_Stated problem_: Rewrite the data below with every instance of "color-scale-swatch" changed to "legend-swatch", keeping everything else the same.

"""

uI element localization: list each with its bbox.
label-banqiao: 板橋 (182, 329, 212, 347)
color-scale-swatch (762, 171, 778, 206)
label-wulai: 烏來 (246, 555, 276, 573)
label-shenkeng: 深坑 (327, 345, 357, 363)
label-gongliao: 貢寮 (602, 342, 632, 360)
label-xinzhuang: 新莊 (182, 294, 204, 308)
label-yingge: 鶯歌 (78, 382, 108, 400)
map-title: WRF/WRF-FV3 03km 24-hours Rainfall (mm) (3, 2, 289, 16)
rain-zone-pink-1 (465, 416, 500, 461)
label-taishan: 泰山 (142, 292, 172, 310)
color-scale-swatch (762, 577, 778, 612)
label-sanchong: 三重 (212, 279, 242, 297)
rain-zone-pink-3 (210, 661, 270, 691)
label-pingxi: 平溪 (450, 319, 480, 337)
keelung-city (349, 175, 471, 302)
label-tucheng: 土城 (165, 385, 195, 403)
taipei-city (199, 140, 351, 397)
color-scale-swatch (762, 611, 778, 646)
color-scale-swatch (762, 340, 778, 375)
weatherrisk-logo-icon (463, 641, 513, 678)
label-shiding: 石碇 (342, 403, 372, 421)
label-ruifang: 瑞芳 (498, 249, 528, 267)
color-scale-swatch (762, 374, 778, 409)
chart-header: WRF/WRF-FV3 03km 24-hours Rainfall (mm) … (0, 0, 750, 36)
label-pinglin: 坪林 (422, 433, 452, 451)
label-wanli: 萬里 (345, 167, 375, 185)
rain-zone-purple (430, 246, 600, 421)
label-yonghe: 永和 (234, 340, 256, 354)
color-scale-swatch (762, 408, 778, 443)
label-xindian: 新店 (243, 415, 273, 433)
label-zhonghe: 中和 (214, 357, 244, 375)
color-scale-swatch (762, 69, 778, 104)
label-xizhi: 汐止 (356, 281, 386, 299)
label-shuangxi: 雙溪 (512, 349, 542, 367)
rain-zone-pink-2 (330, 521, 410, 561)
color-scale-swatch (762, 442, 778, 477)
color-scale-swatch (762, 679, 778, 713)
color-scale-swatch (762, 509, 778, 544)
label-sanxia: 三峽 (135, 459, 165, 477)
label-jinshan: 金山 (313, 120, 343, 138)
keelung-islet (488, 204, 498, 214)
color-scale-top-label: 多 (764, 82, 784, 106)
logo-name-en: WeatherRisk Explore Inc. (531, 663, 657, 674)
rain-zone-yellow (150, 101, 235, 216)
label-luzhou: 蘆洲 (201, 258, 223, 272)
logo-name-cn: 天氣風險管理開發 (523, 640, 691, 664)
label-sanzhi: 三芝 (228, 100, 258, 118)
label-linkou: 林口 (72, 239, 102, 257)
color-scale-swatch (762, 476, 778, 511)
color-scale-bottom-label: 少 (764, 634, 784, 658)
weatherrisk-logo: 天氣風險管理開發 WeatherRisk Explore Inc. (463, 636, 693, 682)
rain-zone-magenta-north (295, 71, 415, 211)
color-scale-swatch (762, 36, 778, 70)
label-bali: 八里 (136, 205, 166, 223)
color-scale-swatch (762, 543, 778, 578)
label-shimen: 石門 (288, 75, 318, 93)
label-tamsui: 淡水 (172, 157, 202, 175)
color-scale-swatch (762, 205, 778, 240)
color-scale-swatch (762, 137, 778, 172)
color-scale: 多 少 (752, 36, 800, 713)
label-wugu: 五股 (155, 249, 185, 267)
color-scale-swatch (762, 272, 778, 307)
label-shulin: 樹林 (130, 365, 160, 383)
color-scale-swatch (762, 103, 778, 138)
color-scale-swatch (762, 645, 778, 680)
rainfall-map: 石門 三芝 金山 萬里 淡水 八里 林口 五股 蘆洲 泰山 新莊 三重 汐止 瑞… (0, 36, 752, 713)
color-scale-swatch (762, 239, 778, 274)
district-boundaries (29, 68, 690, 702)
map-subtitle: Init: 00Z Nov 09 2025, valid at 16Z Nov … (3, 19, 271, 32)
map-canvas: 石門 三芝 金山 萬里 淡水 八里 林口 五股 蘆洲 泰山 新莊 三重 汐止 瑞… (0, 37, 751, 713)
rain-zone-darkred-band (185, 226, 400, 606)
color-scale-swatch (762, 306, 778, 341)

"""

_Completed task_:
uI element localization: list each with its bbox.
label-banqiao: 板橋 (182, 329, 212, 347)
legend-swatch (762, 171, 778, 206)
label-wulai: 烏來 (246, 555, 276, 573)
label-shenkeng: 深坑 (327, 345, 357, 363)
label-gongliao: 貢寮 (602, 342, 632, 360)
label-xinzhuang: 新莊 (182, 294, 204, 308)
label-yingge: 鶯歌 (78, 382, 108, 400)
map-title: WRF/WRF-FV3 03km 24-hours Rainfall (mm) (3, 2, 289, 16)
rain-zone-pink-1 (465, 416, 500, 461)
label-taishan: 泰山 (142, 292, 172, 310)
legend-swatch (762, 577, 778, 612)
label-sanchong: 三重 (212, 279, 242, 297)
rain-zone-pink-3 (210, 661, 270, 691)
label-pingxi: 平溪 (450, 319, 480, 337)
keelung-city (349, 175, 471, 302)
label-tucheng: 土城 (165, 385, 195, 403)
taipei-city (199, 140, 351, 397)
legend-swatch (762, 611, 778, 646)
legend-swatch (762, 340, 778, 375)
weatherrisk-logo-icon (463, 641, 513, 678)
label-shiding: 石碇 (342, 403, 372, 421)
label-ruifang: 瑞芳 (498, 249, 528, 267)
legend-swatch (762, 374, 778, 409)
chart-header: WRF/WRF-FV3 03km 24-hours Rainfall (mm) … (0, 0, 750, 36)
label-pinglin: 坪林 (422, 433, 452, 451)
label-wanli: 萬里 (345, 167, 375, 185)
rain-zone-purple (430, 246, 600, 421)
label-yonghe: 永和 (234, 340, 256, 354)
legend-swatch (762, 408, 778, 443)
label-xindian: 新店 (243, 415, 273, 433)
label-zhonghe: 中和 (214, 357, 244, 375)
legend-swatch (762, 69, 778, 104)
label-xizhi: 汐止 (356, 281, 386, 299)
label-shuangxi: 雙溪 (512, 349, 542, 367)
rain-zone-pink-2 (330, 521, 410, 561)
legend-swatch (762, 442, 778, 477)
legend-swatch (762, 679, 778, 713)
legend-swatch (762, 509, 778, 544)
label-sanxia: 三峽 (135, 459, 165, 477)
label-jinshan: 金山 (313, 120, 343, 138)
keelung-islet (488, 204, 498, 214)
color-scale-top-label: 多 (764, 82, 784, 106)
logo-name-en: WeatherRisk Explore Inc. (531, 663, 657, 674)
rain-zone-yellow (150, 101, 235, 216)
label-luzhou: 蘆洲 (201, 258, 223, 272)
logo-name-cn: 天氣風險管理開發 (523, 640, 691, 664)
label-sanzhi: 三芝 (228, 100, 258, 118)
label-linkou: 林口 (72, 239, 102, 257)
legend-swatch (762, 476, 778, 511)
color-scale-bottom-label: 少 (764, 634, 784, 658)
weatherrisk-logo: 天氣風險管理開發 WeatherRisk Explore Inc. (463, 636, 693, 682)
rain-zone-magenta-north (295, 71, 415, 211)
legend-swatch (762, 36, 778, 70)
label-bali: 八里 (136, 205, 166, 223)
legend-swatch (762, 543, 778, 578)
label-shimen: 石門 (288, 75, 318, 93)
label-tamsui: 淡水 (172, 157, 202, 175)
legend-swatch (762, 205, 778, 240)
legend-swatch (762, 137, 778, 172)
color-scale: 多 少 (752, 36, 800, 713)
label-wugu: 五股 (155, 249, 185, 267)
legend-swatch (762, 272, 778, 307)
label-shulin: 樹林 (130, 365, 160, 383)
legend-swatch (762, 103, 778, 138)
legend-swatch (762, 645, 778, 680)
rainfall-map: 石門 三芝 金山 萬里 淡水 八里 林口 五股 蘆洲 泰山 新莊 三重 汐止 瑞… (0, 36, 752, 713)
legend-swatch (762, 239, 778, 274)
district-boundaries (29, 68, 690, 702)
map-subtitle: Init: 00Z Nov 09 2025, valid at 16Z Nov … (3, 19, 271, 32)
map-canvas: 石門 三芝 金山 萬里 淡水 八里 林口 五股 蘆洲 泰山 新莊 三重 汐止 瑞… (0, 37, 751, 713)
rain-zone-darkred-band (185, 226, 400, 606)
legend-swatch (762, 306, 778, 341)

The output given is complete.